▸ **Raw records**:

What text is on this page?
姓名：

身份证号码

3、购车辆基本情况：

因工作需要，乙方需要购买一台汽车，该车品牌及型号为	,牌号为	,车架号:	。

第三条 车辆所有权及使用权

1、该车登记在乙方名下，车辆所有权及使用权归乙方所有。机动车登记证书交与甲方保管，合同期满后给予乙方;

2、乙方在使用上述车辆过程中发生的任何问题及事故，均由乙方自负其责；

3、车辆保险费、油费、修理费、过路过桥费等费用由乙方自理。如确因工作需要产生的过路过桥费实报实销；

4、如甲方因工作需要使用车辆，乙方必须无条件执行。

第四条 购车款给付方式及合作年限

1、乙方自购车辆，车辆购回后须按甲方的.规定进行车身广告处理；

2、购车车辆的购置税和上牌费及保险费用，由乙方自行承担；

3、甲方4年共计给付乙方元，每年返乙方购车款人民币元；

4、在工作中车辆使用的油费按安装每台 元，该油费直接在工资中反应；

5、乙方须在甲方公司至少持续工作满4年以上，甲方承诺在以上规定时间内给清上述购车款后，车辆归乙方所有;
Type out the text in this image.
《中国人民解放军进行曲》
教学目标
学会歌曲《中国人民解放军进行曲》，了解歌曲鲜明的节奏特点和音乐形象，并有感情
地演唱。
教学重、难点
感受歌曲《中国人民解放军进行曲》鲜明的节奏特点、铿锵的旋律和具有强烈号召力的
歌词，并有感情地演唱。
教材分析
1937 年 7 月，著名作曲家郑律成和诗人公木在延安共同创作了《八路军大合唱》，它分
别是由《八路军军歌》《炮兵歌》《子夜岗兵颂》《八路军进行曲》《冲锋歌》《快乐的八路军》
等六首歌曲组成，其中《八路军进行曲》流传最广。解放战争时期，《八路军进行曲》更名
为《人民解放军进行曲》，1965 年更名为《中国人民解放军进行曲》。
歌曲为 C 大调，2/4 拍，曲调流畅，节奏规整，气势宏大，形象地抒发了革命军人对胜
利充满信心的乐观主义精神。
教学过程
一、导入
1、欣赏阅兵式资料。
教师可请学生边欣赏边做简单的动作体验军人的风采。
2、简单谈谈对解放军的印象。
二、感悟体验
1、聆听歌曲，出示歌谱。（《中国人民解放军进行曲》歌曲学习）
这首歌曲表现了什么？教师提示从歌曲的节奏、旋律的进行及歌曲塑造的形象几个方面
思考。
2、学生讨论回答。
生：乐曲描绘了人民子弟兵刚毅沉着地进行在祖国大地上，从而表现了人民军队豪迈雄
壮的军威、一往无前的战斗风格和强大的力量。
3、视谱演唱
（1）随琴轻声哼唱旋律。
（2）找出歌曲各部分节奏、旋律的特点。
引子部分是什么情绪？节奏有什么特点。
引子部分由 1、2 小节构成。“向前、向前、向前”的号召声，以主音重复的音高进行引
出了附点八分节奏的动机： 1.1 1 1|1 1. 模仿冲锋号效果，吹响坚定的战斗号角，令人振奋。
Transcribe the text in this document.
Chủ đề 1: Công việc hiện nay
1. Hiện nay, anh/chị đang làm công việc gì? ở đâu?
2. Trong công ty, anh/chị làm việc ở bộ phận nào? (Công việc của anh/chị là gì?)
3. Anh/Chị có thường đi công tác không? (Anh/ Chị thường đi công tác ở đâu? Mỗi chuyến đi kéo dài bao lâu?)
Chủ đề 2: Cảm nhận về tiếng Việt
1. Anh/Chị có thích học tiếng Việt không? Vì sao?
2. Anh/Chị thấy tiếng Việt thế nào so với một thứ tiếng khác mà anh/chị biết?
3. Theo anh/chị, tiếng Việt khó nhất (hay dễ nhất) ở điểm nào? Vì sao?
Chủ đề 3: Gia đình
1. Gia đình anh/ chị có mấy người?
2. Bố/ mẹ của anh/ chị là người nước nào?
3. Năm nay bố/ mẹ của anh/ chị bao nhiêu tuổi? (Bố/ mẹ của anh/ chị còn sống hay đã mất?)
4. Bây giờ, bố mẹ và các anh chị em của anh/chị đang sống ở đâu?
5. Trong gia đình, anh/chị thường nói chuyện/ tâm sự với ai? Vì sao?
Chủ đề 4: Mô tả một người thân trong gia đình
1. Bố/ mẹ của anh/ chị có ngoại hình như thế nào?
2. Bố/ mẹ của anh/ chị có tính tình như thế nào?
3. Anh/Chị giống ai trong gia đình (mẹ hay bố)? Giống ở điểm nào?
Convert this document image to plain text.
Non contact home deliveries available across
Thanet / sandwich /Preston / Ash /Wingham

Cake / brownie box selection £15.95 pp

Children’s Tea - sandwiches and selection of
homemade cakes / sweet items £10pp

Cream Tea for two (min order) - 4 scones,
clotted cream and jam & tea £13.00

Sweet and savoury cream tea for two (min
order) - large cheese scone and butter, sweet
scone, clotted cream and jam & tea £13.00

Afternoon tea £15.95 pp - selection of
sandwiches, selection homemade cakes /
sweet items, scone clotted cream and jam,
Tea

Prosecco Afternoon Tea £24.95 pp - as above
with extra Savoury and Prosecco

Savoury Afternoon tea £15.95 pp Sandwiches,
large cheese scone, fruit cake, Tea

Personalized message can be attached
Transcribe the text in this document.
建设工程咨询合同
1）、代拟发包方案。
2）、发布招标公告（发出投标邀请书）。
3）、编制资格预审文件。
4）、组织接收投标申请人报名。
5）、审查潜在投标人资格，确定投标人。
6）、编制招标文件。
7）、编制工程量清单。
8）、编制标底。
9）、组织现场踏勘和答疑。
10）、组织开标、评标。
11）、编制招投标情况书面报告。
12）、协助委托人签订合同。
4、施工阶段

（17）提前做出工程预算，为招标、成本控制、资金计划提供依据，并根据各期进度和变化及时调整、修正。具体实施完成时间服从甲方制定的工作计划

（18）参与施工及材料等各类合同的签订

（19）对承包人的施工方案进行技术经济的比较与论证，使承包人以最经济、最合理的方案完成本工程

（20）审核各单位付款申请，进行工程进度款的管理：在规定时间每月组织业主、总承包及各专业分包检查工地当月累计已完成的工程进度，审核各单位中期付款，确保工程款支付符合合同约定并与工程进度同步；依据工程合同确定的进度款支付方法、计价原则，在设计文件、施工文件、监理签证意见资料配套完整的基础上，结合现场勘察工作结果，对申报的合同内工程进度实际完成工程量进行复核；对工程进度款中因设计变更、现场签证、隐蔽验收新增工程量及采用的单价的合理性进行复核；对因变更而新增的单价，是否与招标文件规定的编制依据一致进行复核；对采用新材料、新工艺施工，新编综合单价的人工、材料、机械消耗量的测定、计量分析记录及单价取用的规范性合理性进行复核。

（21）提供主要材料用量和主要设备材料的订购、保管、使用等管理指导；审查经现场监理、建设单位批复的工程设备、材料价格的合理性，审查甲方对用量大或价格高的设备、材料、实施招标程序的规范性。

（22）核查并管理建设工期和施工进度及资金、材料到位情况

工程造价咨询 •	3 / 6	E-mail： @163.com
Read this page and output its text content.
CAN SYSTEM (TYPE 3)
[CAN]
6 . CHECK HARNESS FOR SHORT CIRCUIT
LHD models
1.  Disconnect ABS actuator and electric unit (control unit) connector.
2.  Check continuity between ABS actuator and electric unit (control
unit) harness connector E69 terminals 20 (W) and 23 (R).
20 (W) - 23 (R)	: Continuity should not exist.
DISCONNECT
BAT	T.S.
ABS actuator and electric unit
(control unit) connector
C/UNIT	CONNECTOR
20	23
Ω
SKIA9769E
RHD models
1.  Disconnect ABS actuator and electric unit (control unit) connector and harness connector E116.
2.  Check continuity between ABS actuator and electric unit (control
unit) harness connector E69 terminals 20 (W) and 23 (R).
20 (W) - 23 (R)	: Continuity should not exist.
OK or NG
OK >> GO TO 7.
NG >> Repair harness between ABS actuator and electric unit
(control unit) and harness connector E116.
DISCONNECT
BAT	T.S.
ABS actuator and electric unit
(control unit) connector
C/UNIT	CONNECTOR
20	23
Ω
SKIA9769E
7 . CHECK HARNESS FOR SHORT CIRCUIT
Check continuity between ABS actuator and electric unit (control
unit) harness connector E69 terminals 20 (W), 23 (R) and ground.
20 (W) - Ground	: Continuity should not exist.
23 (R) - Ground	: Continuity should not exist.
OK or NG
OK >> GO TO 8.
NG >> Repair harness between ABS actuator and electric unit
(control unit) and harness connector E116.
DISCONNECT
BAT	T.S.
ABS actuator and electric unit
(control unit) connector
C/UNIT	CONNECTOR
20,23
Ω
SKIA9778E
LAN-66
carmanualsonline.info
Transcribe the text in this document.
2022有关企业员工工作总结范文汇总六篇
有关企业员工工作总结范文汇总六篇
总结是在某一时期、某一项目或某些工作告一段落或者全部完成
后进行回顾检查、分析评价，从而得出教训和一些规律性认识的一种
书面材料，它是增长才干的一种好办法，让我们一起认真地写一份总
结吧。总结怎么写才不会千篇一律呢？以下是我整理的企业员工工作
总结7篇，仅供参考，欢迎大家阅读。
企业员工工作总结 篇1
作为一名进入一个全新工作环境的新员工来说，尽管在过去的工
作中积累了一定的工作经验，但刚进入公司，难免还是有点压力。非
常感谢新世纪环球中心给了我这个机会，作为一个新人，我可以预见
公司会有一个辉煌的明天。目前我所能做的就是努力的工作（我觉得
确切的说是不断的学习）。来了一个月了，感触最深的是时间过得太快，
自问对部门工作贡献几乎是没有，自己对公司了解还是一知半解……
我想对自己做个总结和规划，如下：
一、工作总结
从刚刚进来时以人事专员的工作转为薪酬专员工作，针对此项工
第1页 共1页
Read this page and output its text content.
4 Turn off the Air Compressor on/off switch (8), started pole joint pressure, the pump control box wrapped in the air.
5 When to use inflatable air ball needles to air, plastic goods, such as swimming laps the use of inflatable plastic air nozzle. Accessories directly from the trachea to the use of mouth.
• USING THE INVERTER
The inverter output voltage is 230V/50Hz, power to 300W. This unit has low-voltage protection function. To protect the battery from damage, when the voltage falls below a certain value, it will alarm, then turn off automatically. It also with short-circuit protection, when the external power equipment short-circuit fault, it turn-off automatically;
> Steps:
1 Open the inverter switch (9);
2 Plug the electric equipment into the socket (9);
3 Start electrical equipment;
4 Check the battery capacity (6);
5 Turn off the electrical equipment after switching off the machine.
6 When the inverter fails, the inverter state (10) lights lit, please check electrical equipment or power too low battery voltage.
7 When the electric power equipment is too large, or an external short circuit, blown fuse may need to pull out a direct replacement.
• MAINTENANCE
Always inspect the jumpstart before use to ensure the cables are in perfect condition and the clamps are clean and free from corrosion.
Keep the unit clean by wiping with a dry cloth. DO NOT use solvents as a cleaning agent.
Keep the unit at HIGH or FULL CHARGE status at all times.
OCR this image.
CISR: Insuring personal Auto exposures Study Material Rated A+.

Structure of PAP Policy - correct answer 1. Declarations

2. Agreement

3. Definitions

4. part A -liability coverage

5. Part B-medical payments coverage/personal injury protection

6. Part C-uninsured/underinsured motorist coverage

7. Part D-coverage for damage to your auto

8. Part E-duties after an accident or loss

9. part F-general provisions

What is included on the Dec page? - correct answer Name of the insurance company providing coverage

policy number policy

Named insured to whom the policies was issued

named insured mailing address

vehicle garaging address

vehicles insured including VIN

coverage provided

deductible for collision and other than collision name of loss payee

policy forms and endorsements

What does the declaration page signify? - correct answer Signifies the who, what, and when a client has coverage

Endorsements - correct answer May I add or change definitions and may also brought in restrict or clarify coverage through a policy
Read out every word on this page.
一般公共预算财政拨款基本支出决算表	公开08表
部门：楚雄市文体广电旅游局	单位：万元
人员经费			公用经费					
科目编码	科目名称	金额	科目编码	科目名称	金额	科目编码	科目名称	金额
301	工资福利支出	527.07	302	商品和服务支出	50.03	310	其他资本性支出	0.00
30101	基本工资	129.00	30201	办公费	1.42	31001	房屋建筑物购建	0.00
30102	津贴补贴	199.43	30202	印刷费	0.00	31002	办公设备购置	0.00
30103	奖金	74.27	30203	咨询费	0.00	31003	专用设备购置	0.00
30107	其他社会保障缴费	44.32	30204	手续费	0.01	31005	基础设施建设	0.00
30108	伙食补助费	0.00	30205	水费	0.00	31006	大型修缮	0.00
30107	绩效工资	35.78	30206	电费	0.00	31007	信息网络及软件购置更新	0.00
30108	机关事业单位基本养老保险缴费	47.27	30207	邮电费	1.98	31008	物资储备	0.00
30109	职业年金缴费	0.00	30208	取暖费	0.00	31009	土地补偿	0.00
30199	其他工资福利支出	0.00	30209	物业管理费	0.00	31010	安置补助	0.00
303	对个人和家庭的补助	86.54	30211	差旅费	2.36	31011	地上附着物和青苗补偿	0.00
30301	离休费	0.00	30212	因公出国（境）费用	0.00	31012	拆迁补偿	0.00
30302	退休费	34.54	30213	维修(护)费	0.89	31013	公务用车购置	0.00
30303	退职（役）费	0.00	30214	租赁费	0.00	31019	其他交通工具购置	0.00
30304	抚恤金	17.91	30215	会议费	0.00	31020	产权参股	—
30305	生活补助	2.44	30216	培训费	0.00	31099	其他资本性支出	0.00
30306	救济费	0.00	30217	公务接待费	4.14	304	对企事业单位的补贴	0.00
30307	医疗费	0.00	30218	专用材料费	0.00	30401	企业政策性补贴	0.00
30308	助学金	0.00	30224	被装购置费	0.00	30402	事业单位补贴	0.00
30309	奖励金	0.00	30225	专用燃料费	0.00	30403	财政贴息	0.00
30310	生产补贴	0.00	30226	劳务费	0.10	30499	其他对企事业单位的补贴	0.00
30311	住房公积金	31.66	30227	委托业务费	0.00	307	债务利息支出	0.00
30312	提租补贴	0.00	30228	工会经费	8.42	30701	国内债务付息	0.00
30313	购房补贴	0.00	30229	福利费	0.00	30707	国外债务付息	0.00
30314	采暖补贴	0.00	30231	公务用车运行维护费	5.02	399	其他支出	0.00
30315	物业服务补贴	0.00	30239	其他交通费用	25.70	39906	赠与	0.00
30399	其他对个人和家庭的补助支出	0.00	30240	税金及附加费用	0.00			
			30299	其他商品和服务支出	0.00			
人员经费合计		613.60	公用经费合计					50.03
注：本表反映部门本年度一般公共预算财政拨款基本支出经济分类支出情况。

▸ **Task directions**:
Search the entries for the word "with", then gather every line that has it.

▸ **Exercise response**:
with extra Savoury and Prosecco
The inverter output voltage is 230V/50Hz, power to 300W. This unit has low-voltage protection function. To protect the battery from damage, when the voltage falls below a certain value, it will alarm, then turn off automatically. It also with short-circuit protection, when the external power equipment short-circuit fault, it turn-off automatically;
Keep the unit clean by wiping with a dry cloth. DO NOT use solvents as a cleaning agent.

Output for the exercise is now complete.